* start *
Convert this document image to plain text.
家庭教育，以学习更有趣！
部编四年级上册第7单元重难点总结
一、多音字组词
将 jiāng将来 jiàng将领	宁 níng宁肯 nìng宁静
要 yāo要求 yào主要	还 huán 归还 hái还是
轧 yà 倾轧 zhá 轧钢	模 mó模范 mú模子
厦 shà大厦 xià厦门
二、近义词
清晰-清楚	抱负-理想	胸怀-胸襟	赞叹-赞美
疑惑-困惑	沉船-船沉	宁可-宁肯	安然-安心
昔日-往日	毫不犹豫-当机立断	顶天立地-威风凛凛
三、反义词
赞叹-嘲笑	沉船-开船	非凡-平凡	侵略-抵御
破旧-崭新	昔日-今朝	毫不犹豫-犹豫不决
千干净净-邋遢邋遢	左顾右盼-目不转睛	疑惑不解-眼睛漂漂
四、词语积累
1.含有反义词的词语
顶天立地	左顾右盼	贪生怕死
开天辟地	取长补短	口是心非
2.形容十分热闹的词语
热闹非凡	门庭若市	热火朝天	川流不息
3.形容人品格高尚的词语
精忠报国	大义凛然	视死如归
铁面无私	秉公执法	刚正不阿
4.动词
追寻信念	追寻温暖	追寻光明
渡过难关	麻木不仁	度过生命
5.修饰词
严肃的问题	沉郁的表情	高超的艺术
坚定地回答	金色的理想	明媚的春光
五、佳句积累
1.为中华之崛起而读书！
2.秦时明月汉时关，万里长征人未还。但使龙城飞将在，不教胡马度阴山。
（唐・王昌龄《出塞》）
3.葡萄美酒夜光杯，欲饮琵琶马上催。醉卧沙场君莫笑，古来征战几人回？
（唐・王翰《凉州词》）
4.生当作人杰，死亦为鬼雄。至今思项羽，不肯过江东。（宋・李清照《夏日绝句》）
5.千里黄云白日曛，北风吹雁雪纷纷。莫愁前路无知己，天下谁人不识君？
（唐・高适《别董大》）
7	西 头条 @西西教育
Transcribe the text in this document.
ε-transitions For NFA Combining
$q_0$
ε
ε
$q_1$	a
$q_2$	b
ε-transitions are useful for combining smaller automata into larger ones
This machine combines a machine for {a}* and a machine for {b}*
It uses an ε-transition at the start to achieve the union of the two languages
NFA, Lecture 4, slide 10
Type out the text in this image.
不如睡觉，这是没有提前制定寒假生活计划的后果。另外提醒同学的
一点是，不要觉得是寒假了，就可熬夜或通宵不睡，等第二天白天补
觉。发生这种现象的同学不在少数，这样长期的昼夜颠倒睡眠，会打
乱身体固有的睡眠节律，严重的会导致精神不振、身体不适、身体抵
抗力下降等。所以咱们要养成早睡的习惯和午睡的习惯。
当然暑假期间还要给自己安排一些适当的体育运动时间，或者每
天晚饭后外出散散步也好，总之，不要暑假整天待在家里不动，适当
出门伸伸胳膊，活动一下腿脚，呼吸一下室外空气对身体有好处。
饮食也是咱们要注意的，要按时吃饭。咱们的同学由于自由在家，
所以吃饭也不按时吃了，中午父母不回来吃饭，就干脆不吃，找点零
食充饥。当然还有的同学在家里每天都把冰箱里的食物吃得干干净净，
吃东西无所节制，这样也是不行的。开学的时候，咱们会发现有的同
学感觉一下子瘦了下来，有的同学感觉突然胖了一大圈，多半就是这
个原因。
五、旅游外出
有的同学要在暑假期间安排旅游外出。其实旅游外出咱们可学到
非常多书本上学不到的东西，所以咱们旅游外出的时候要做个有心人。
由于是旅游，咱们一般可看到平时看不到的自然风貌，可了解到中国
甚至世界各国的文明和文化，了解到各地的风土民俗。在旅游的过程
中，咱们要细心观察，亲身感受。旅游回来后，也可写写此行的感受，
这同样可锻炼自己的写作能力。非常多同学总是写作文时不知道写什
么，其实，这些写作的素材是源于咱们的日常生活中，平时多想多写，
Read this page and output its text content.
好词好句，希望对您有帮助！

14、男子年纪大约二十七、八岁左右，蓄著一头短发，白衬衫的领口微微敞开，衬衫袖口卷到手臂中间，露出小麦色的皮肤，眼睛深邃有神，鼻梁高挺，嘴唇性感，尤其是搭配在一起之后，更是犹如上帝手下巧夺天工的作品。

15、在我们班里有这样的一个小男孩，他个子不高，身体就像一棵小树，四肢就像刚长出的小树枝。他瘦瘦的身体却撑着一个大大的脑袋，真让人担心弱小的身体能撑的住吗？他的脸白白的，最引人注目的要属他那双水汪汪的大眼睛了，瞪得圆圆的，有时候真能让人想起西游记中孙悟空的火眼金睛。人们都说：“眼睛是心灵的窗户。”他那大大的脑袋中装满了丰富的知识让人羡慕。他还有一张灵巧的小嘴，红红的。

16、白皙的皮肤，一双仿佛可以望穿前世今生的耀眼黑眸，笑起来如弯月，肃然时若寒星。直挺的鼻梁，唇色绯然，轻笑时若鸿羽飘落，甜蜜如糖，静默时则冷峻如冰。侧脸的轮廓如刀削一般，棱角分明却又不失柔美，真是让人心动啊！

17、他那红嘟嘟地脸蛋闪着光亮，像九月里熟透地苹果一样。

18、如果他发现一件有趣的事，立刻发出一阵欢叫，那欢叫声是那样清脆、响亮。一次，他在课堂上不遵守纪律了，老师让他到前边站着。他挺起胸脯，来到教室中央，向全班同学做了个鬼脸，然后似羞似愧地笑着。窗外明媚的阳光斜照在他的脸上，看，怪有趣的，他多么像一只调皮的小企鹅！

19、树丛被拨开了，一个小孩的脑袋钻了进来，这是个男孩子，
* end *
§ **GIVEN REQUEST**
A line counts if it holds the word "image". Work out how many lines in the listing count, and give only that number.

§ **TASK ANSWER**
2